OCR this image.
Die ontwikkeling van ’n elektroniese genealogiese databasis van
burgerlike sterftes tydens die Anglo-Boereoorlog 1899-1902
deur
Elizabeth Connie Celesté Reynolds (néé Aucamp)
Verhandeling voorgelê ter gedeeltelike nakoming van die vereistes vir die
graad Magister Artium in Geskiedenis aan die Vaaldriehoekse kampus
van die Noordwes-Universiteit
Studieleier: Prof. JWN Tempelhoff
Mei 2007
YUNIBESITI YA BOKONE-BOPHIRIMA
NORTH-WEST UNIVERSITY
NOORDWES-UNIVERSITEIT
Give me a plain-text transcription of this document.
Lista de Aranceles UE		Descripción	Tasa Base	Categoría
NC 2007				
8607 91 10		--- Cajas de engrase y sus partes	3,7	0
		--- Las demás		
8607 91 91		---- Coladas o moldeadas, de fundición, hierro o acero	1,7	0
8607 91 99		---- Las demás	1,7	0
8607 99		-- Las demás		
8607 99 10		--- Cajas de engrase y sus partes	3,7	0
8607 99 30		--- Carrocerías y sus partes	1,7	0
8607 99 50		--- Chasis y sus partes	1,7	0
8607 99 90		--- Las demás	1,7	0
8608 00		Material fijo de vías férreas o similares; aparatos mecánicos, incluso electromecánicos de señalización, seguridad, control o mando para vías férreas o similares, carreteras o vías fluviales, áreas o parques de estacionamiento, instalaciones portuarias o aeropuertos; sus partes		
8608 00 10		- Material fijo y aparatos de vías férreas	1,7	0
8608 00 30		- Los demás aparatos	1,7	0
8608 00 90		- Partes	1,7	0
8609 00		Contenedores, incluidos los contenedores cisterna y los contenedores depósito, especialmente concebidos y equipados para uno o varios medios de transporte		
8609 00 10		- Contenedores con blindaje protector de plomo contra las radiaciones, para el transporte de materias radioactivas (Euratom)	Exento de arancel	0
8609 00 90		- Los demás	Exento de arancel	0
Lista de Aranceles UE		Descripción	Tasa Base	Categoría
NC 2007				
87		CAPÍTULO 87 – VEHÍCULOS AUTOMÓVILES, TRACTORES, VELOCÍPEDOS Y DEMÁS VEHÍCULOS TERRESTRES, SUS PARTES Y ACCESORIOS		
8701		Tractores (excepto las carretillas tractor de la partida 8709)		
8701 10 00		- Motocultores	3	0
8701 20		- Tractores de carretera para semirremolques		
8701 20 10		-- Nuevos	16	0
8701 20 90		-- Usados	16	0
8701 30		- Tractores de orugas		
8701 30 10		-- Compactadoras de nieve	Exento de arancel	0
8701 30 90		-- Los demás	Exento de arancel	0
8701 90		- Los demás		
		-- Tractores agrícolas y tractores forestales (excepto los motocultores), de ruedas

--- --- ---

- **EXERCISE DESCRIPTION**: Copy each line of the data that contains the word "férreas".

- **FULL SOLUTION**:
8608 00		Material fijo de vías férreas o similares; aparatos mecánicos, incluso electromecánicos de señalización, seguridad, control o mando para vías férreas o similares, carreteras o vías fluviales, áreas o parques de estacionamiento, instalaciones portuarias o aeropuertos; sus partes		
8608 00 10		- Material fijo y aparatos de vías férreas	1,7	0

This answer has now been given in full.